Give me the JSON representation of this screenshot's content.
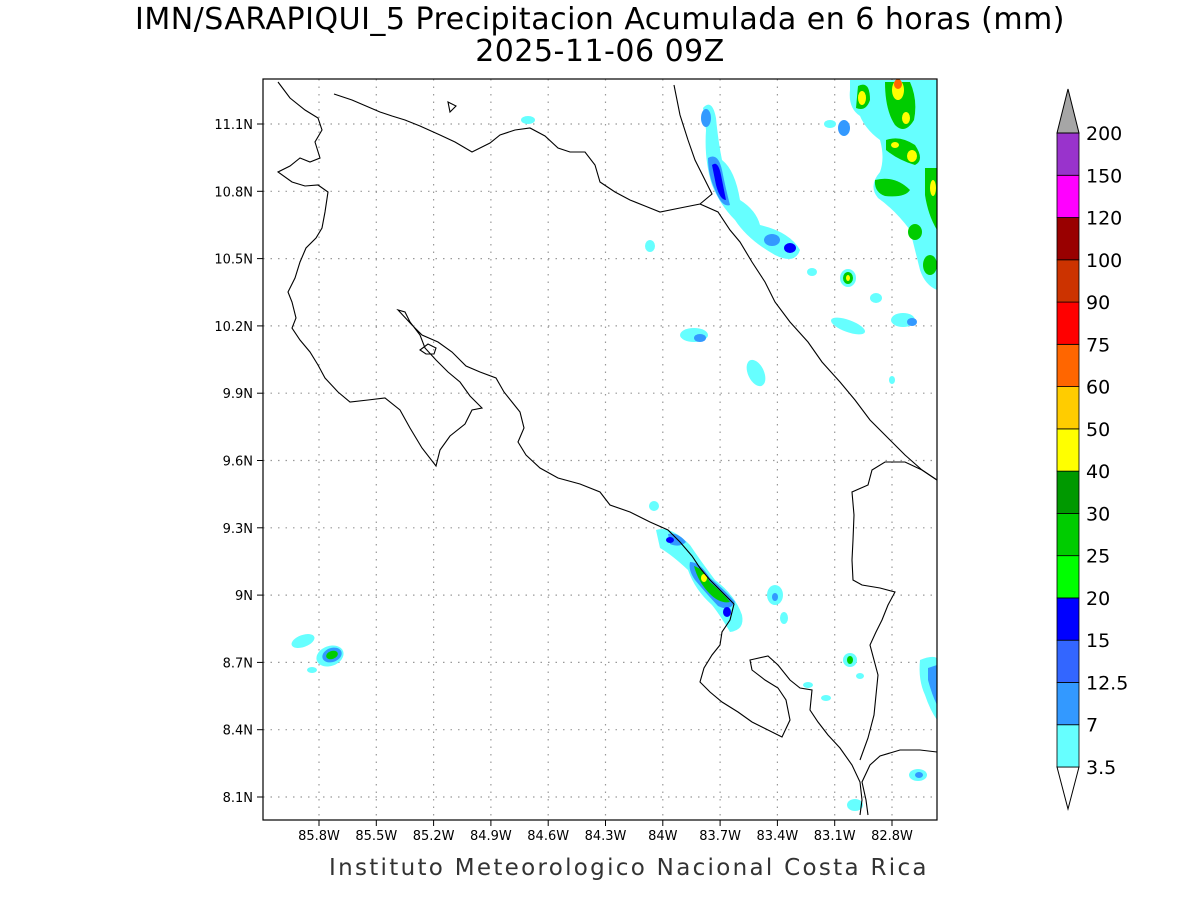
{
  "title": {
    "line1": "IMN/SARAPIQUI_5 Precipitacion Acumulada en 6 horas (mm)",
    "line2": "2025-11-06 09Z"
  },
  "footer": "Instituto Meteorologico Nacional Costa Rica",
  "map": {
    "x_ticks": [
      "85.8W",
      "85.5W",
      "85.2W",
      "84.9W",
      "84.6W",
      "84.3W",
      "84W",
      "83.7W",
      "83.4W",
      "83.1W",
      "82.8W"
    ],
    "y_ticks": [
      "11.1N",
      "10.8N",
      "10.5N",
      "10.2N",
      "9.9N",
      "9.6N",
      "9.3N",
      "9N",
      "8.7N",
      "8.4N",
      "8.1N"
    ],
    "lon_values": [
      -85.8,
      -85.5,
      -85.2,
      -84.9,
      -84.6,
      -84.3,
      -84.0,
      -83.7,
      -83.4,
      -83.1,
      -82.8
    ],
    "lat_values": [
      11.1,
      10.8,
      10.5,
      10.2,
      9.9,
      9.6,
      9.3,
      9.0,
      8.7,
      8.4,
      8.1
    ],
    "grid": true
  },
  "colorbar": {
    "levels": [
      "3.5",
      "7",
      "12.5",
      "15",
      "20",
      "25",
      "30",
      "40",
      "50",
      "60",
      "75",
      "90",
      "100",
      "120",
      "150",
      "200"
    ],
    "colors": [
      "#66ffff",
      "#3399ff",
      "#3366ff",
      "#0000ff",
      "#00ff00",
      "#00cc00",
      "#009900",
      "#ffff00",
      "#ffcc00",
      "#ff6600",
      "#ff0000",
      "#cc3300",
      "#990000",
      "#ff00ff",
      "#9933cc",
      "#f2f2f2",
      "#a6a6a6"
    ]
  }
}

---

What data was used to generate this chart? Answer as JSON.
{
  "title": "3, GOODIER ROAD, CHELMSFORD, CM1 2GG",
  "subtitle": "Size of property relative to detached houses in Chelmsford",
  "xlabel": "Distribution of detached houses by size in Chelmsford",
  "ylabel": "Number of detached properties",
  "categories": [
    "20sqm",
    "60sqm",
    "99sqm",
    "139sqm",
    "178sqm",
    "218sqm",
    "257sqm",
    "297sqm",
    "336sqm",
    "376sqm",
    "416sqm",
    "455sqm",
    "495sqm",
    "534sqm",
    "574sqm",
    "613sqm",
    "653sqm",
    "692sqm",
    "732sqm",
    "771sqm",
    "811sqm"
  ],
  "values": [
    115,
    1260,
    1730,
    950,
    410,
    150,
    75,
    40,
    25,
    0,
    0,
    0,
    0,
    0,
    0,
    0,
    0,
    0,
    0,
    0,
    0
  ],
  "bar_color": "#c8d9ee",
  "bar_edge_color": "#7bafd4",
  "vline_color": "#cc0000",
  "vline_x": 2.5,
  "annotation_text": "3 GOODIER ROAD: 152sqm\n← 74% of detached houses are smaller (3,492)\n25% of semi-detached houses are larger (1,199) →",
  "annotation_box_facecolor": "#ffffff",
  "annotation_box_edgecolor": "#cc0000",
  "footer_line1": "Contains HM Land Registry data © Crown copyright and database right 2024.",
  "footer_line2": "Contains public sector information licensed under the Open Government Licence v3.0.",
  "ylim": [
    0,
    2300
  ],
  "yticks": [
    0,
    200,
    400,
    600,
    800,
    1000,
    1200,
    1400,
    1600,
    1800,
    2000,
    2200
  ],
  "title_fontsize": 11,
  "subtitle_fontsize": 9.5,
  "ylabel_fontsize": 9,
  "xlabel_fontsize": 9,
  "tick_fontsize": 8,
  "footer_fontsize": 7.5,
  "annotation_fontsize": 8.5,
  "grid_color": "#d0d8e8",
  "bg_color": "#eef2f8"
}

## THE REQUEST
Pull every line containing the word "houses" out of the material.

## EXERCISE RESULT
  "subtitle": "Size of property relative to detached houses in Chelmsford",
  "xlabel": "Distribution of detached houses by size in Chelmsford",
  "annotation_text": "3 GOODIER ROAD: 152sqm\n← 74% of detached houses are smaller (3,492)\n25% of semi-detached houses are larger (1,199) →",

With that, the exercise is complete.